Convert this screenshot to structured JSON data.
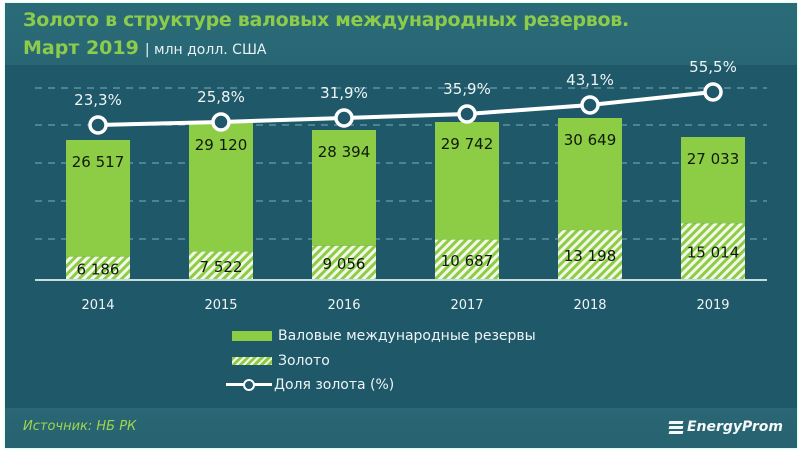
{
  "header": {
    "title": "Золото в структуре валовых международных резервов.",
    "subtitle": "Март 2019",
    "units": "| млн долл. США"
  },
  "footer": {
    "source": "Источник: НБ РК",
    "logo": "EnergyProm"
  },
  "legend": {
    "items": [
      {
        "label": "Валовые международные резервы",
        "swatch": "solid"
      },
      {
        "label": "Золото",
        "swatch": "hatched"
      },
      {
        "label": "Доля золота (%)",
        "swatch": "line-marker"
      }
    ]
  },
  "colors": {
    "background": "#1f5868",
    "header_band": "#2a6875",
    "title": "#8ccc4a",
    "reserves_bar": "#8dcc45",
    "gold_hatch_light": "#f3f8e8",
    "line": "#ffffff",
    "gridline": "#5f93a0"
  },
  "chart_data": {
    "type": "bar",
    "subtype": "stacked bar + line",
    "title": "Золото в структуре валовых международных резервов. Март 2019",
    "units": "млн долл. США",
    "xlabel": "",
    "ylabel": "",
    "categories": [
      "2014",
      "2015",
      "2016",
      "2017",
      "2018",
      "2019"
    ],
    "series": [
      {
        "name": "Золото",
        "type": "bar",
        "style": "hatched",
        "values": [
          6186,
          7522,
          9056,
          10687,
          13198,
          15014
        ],
        "labels": [
          "6 186",
          "7 522",
          "9 056",
          "10 687",
          "13 198",
          "15 014"
        ]
      },
      {
        "name": "Валовые международные резервы",
        "type": "bar",
        "style": "solid",
        "values": [
          26517,
          29120,
          28394,
          29742,
          30649,
          27033
        ],
        "labels": [
          "26 517",
          "29 120",
          "28 394",
          "29 742",
          "30 649",
          "27 033"
        ]
      },
      {
        "name": "Доля золота (%)",
        "type": "line",
        "values": [
          23.3,
          25.8,
          31.9,
          35.9,
          43.1,
          55.5
        ],
        "labels": [
          "23,3%",
          "25,8%",
          "31,9%",
          "35,9%",
          "43,1%",
          "55,5%"
        ]
      }
    ],
    "grid": true,
    "legend_position": "bottom"
  }
}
* * * *
Exercise directions.
Tally up the lines of the listing containing the word "резервы". Give only the total.

Solution below.
2